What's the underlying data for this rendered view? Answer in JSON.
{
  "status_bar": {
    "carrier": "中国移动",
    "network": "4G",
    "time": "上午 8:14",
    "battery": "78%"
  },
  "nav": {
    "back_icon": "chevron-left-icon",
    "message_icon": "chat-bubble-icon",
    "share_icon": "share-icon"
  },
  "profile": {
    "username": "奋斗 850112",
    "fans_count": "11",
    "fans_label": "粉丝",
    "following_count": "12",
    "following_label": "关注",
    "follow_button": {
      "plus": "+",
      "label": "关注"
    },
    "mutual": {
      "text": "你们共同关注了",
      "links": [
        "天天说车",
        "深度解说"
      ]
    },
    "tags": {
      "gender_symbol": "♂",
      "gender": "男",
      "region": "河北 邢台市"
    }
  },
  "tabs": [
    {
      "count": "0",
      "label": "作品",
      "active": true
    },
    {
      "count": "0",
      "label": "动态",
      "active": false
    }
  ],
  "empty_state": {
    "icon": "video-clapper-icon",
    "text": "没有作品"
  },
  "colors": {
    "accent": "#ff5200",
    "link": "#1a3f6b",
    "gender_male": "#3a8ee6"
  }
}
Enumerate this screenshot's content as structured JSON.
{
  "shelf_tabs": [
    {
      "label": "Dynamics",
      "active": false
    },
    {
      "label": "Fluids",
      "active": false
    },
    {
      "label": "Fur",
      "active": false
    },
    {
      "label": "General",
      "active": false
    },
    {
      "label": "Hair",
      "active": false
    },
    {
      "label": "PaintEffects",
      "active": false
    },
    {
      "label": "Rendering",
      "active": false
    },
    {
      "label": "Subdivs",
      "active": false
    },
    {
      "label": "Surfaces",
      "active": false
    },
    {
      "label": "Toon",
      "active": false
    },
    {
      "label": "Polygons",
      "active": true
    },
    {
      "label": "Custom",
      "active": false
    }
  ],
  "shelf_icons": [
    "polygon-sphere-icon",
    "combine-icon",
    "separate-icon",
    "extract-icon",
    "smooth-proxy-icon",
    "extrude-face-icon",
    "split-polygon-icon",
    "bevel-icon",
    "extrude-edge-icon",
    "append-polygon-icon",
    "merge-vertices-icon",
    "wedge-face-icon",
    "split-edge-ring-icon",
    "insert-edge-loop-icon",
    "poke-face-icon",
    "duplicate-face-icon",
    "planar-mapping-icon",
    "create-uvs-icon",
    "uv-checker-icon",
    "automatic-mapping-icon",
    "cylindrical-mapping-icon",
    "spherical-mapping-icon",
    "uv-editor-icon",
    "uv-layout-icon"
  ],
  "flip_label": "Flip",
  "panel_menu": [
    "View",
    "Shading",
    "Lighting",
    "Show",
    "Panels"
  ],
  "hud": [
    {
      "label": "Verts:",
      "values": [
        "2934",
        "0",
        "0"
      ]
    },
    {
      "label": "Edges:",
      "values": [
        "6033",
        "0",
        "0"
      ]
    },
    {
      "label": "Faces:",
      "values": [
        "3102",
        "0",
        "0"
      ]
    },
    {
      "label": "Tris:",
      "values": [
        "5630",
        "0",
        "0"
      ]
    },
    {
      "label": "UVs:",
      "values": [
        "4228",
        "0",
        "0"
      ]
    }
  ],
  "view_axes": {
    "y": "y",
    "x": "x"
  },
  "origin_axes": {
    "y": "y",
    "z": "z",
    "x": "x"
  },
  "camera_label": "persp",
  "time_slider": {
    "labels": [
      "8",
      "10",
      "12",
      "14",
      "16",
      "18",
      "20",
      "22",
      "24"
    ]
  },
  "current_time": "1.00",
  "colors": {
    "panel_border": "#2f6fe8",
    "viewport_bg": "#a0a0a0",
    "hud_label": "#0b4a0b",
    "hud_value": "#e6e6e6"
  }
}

- - - - -

§ **What is expected**
Identify the lines that hold the word "mapping". Copy every one of them.

§ **Exercise result**
    "planar-mapping-icon",
    "automatic-mapping-icon",
    "cylindrical-mapping-icon",
    "spherical-mapping-icon",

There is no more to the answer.